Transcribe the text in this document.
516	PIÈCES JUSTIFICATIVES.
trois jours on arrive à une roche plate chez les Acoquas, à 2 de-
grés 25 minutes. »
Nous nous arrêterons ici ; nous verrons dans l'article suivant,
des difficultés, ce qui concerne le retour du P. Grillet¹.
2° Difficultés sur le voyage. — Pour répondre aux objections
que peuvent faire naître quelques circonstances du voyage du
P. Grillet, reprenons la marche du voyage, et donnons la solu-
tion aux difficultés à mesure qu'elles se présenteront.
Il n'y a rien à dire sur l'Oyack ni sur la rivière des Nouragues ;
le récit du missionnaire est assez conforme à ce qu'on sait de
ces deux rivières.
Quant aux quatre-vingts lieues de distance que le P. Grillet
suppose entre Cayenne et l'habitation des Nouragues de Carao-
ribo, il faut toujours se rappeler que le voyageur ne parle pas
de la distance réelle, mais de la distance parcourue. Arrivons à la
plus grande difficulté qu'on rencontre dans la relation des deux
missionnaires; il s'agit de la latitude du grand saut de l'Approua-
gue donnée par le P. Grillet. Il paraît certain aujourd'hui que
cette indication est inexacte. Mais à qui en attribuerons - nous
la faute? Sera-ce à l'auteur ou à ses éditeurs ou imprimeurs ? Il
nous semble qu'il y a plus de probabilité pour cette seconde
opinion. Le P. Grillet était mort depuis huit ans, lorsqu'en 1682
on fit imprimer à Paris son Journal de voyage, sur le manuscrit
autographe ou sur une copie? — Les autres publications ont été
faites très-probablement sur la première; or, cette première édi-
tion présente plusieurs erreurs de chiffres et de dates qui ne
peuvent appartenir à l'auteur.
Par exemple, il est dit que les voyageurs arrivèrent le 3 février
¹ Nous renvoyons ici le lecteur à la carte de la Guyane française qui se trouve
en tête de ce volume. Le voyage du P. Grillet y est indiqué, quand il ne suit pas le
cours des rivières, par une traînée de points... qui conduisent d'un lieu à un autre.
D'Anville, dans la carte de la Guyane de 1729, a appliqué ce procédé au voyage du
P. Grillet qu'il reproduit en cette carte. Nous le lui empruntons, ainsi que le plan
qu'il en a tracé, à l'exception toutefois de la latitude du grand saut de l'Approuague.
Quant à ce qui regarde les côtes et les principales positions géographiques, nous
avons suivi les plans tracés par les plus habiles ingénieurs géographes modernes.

Set task: All of the records must be repeated exactly.

Result for this task:
Transcribe the text in this document.
516	PIÈCES JUSTIFICATIVES.
trois jours on arrive à une roche plate chez les Acoquas, à 2 de-
grés 25 minutes. »
Nous nous arrêterons ici ; nous verrons dans l'article suivant,
des difficultés, ce qui concerne le retour du P. Grillet¹.
2° Difficultés sur le voyage. — Pour répondre aux objections
que peuvent faire naître quelques circonstances du voyage du
P. Grillet, reprenons la marche du voyage, et donnons la solu-
tion aux difficultés à mesure qu'elles se présenteront.
Il n'y a rien à dire sur l'Oyack ni sur la rivière des Nouragues ;
le récit du missionnaire est assez conforme à ce qu'on sait de
ces deux rivières.
Quant aux quatre-vingts lieues de distance que le P. Grillet
suppose entre Cayenne et l'habitation des Nouragues de Carao-
ribo, il faut toujours se rappeler que le voyageur ne parle pas
de la distance réelle, mais de la distance parcourue. Arrivons à la
plus grande difficulté qu'on rencontre dans la relation des deux
missionnaires; il s'agit de la latitude du grand saut de l'Approua-
gue donnée par le P. Grillet. Il paraît certain aujourd'hui que
cette indication est inexacte. Mais à qui en attribuerons - nous
la faute? Sera-ce à l'auteur ou à ses éditeurs ou imprimeurs ? Il
nous semble qu'il y a plus de probabilité pour cette seconde
opinion. Le P. Grillet était mort depuis huit ans, lorsqu'en 1682
on fit imprimer à Paris son Journal de voyage, sur le manuscrit
autographe ou sur une copie? — Les autres publications ont été
faites très-probablement sur la première; or, cette première édi-
tion présente plusieurs erreurs de chiffres et de dates qui ne
peuvent appartenir à l'auteur.
Par exemple, il est dit que les voyageurs arrivèrent le 3 février
¹ Nous renvoyons ici le lecteur à la carte de la Guyane française qui se trouve
en tête de ce volume. Le voyage du P. Grillet y est indiqué, quand il ne suit pas le
cours des rivières, par une traînée de points... qui conduisent d'un lieu à un autre.
D'Anville, dans la carte de la Guyane de 1729, a appliqué ce procédé au voyage du
P. Grillet qu'il reproduit en cette carte. Nous le lui empruntons, ainsi que le plan
qu'il en a tracé, à l'exception toutefois de la latitude du grand saut de l'Approuague.
Quant à ce qui regarde les côtes et les principales positions géographiques, nous
avons suivi les plans tracés par les plus habiles ingénieurs géographes modernes.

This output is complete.